> _Aim of the task_
From the first line to the last, write out the material verbatim.

+ + + + +

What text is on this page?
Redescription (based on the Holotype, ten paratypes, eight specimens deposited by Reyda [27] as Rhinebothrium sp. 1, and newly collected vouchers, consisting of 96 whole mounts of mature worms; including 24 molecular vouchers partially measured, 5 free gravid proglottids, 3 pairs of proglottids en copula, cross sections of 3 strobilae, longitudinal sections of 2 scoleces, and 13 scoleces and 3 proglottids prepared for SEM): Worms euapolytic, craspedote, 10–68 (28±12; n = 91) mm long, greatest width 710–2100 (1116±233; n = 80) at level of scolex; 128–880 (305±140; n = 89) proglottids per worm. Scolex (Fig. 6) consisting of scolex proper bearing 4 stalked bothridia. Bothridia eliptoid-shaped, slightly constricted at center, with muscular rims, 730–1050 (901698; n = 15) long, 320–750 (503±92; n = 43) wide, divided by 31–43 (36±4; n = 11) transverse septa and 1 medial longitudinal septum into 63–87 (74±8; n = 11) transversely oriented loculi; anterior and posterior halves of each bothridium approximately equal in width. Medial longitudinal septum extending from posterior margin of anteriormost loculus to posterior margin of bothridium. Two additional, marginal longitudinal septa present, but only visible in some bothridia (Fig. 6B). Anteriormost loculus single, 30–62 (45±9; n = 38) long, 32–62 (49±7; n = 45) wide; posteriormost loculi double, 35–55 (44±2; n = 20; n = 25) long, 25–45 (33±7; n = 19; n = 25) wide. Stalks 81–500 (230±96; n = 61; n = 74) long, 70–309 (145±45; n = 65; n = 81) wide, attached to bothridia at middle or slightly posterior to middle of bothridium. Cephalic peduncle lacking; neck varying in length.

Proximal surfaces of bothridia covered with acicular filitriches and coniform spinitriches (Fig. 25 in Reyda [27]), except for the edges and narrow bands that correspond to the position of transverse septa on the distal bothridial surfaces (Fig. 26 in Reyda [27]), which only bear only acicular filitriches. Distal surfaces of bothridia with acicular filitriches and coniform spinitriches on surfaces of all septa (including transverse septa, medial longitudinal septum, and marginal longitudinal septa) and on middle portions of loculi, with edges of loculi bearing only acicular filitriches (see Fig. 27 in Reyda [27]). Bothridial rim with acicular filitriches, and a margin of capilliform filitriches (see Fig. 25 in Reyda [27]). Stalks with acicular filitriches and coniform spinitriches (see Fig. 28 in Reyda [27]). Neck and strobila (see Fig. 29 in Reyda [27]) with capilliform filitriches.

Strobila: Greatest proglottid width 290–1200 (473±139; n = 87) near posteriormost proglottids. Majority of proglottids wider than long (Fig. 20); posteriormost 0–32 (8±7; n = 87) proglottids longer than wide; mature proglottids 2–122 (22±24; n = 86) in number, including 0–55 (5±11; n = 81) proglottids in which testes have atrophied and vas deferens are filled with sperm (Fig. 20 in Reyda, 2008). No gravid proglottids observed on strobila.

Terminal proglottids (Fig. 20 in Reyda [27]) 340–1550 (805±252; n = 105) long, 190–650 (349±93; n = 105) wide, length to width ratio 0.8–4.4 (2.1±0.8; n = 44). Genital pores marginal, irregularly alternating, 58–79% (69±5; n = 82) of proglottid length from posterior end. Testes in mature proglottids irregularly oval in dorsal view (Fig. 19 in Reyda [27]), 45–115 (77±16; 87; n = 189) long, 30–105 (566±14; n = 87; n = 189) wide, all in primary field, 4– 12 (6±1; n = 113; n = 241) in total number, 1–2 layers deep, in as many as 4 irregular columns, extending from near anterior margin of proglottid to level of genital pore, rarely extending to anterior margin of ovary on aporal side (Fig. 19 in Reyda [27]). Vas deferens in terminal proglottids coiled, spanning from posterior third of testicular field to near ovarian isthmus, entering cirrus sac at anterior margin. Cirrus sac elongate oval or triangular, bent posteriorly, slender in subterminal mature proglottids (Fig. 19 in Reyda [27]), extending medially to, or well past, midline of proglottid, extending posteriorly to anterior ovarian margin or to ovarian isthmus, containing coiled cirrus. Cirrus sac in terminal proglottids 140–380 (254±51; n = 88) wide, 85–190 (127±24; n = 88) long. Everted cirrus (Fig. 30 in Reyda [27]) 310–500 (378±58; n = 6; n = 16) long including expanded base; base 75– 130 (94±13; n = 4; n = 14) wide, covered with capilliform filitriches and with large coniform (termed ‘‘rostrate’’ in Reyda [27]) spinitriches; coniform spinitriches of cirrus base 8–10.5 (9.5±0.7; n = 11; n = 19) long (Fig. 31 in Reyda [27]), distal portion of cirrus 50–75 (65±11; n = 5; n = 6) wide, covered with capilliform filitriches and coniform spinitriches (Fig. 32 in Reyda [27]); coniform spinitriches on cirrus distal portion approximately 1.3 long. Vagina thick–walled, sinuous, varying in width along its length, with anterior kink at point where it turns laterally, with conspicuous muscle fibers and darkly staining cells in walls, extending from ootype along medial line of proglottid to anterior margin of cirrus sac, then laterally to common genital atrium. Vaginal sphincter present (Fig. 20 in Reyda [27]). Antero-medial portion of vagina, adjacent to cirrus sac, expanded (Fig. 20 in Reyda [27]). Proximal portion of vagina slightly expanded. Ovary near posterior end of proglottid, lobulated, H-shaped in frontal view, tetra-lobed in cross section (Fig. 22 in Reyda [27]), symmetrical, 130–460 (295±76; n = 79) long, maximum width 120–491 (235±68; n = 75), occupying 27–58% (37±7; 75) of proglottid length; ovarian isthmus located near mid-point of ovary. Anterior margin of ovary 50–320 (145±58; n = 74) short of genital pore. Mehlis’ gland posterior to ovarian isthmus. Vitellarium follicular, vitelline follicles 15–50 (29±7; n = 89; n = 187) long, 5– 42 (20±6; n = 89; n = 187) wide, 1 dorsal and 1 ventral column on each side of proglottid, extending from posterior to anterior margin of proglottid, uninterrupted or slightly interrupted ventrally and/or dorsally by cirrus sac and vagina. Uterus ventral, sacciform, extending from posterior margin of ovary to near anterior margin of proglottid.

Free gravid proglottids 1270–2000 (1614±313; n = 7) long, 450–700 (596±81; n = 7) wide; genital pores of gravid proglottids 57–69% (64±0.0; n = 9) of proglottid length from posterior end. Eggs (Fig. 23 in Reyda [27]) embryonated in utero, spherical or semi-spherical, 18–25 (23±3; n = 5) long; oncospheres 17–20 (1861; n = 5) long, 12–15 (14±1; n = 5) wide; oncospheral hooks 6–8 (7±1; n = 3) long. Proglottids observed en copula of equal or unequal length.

+ + + + +

> _Result of this exercise_
What text is on this page?
Redescription (based on the Holotype, ten paratypes, eight specimens deposited by Reyda [27] as Rhinebothrium sp. 1, and newly collected vouchers, consisting of 96 whole mounts of mature worms; including 24 molecular vouchers partially measured, 5 free gravid proglottids, 3 pairs of proglottids en copula, cross sections of 3 strobilae, longitudinal sections of 2 scoleces, and 13 scoleces and 3 proglottids prepared for SEM): Worms euapolytic, craspedote, 10–68 (28±12; n = 91) mm long, greatest width 710–2100 (1116±233; n = 80) at level of scolex; 128–880 (305±140; n = 89) proglottids per worm. Scolex (Fig. 6) consisting of scolex proper bearing 4 stalked bothridia. Bothridia eliptoid-shaped, slightly constricted at center, with muscular rims, 730–1050 (901698; n = 15) long, 320–750 (503±92; n = 43) wide, divided by 31–43 (36±4; n = 11) transverse septa and 1 medial longitudinal septum into 63–87 (74±8; n = 11) transversely oriented loculi; anterior and posterior halves of each bothridium approximately equal in width. Medial longitudinal septum extending from posterior margin of anteriormost loculus to posterior margin of bothridium. Two additional, marginal longitudinal septa present, but only visible in some bothridia (Fig. 6B). Anteriormost loculus single, 30–62 (45±9; n = 38) long, 32–62 (49±7; n = 45) wide; posteriormost loculi double, 35–55 (44±2; n = 20; n = 25) long, 25–45 (33±7; n = 19; n = 25) wide. Stalks 81–500 (230±96; n = 61; n = 74) long, 70–309 (145±45; n = 65; n = 81) wide, attached to bothridia at middle or slightly posterior to middle of bothridium. Cephalic peduncle lacking; neck varying in length.

Proximal surfaces of bothridia covered with acicular filitriches and coniform spinitriches (Fig. 25 in Reyda [27]), except for the edges and narrow bands that correspond to the position of transverse septa on the distal bothridial surfaces (Fig. 26 in Reyda [27]), which only bear only acicular filitriches. Distal surfaces of bothridia with acicular filitriches and coniform spinitriches on surfaces of all septa (including transverse septa, medial longitudinal septum, and marginal longitudinal septa) and on middle portions of loculi, with edges of loculi bearing only acicular filitriches (see Fig. 27 in Reyda [27]). Bothridial rim with acicular filitriches, and a margin of capilliform filitriches (see Fig. 25 in Reyda [27]). Stalks with acicular filitriches and coniform spinitriches (see Fig. 28 in Reyda [27]). Neck and strobila (see Fig. 29 in Reyda [27]) with capilliform filitriches.

Strobila: Greatest proglottid width 290–1200 (473±139; n = 87) near posteriormost proglottids. Majority of proglottids wider than long (Fig. 20); posteriormost 0–32 (8±7; n = 87) proglottids longer than wide; mature proglottids 2–122 (22±24; n = 86) in number, including 0–55 (5±11; n = 81) proglottids in which testes have atrophied and vas deferens are filled with sperm (Fig. 20 in Reyda, 2008). No gravid proglottids observed on strobila.

Terminal proglottids (Fig. 20 in Reyda [27]) 340–1550 (805±252; n = 105) long, 190–650 (349±93; n = 105) wide, length to width ratio 0.8–4.4 (2.1±0.8; n = 44). Genital pores marginal, irregularly alternating, 58–79% (69±5; n = 82) of proglottid length from posterior end. Testes in mature proglottids irregularly oval in dorsal view (Fig. 19 in Reyda [27]), 45–115 (77±16; 87; n = 189) long, 30–105 (566±14; n = 87; n = 189) wide, all in primary field, 4– 12 (6±1; n = 113; n = 241) in total number, 1–2 layers deep, in as many as 4 irregular columns, extending from near anterior margin of proglottid to level of genital pore, rarely extending to anterior margin of ovary on aporal side (Fig. 19 in Reyda [27]). Vas deferens in terminal proglottids coiled, spanning from posterior third of testicular field to near ovarian isthmus, entering cirrus sac at anterior margin. Cirrus sac elongate oval or triangular, bent posteriorly, slender in subterminal mature proglottids (Fig. 19 in Reyda [27]), extending medially to, or well past, midline of proglottid, extending posteriorly to anterior ovarian margin or to ovarian isthmus, containing coiled cirrus. Cirrus sac in terminal proglottids 140–380 (254±51; n = 88) wide, 85–190 (127±24; n = 88) long. Everted cirrus (Fig. 30 in Reyda [27]) 310–500 (378±58; n = 6; n = 16) long including expanded base; base 75– 130 (94±13; n = 4; n = 14) wide, covered with capilliform filitriches and with large coniform (termed ‘‘rostrate’’ in Reyda [27]) spinitriches; coniform spinitriches of cirrus base 8–10.5 (9.5±0.7; n = 11; n = 19) long (Fig. 31 in Reyda [27]), distal portion of cirrus 50–75 (65±11; n = 5; n = 6) wide, covered with capilliform filitriches and coniform spinitriches (Fig. 32 in Reyda [27]); coniform spinitriches on cirrus distal portion approximately 1.3 long. Vagina thick–walled, sinuous, varying in width along its length, with anterior kink at point where it turns laterally, with conspicuous muscle fibers and darkly staining cells in walls, extending from ootype along medial line of proglottid to anterior margin of cirrus sac, then laterally to common genital atrium. Vaginal sphincter present (Fig. 20 in Reyda [27]). Antero-medial portion of vagina, adjacent to cirrus sac, expanded (Fig. 20 in Reyda [27]). Proximal portion of vagina slightly expanded. Ovary near posterior end of proglottid, lobulated, H-shaped in frontal view, tetra-lobed in cross section (Fig. 22 in Reyda [27]), symmetrical, 130–460 (295±76; n = 79) long, maximum width 120–491 (235±68; n = 75), occupying 27–58% (37±7; 75) of proglottid length; ovarian isthmus located near mid-point of ovary. Anterior margin of ovary 50–320 (145±58; n = 74) short of genital pore. Mehlis’ gland posterior to ovarian isthmus. Vitellarium follicular, vitelline follicles 15–50 (29±7; n = 89; n = 187) long, 5– 42 (20±6; n = 89; n = 187) wide, 1 dorsal and 1 ventral column on each side of proglottid, extending from posterior to anterior margin of proglottid, uninterrupted or slightly interrupted ventrally and/or dorsally by cirrus sac and vagina. Uterus ventral, sacciform, extending from posterior margin of ovary to near anterior margin of proglottid.

Free gravid proglottids 1270–2000 (1614±313; n = 7) long, 450–700 (596±81; n = 7) wide; genital pores of gravid proglottids 57–69% (64±0.0; n = 9) of proglottid length from posterior end. Eggs (Fig. 23 in Reyda [27]) embryonated in utero, spherical or semi-spherical, 18–25 (23±3; n = 5) long; oncospheres 17–20 (1861; n = 5) long, 12–15 (14±1; n = 5) wide; oncospheral hooks 6–8 (7±1; n = 3) long. Proglottids observed en copula of equal or unequal length.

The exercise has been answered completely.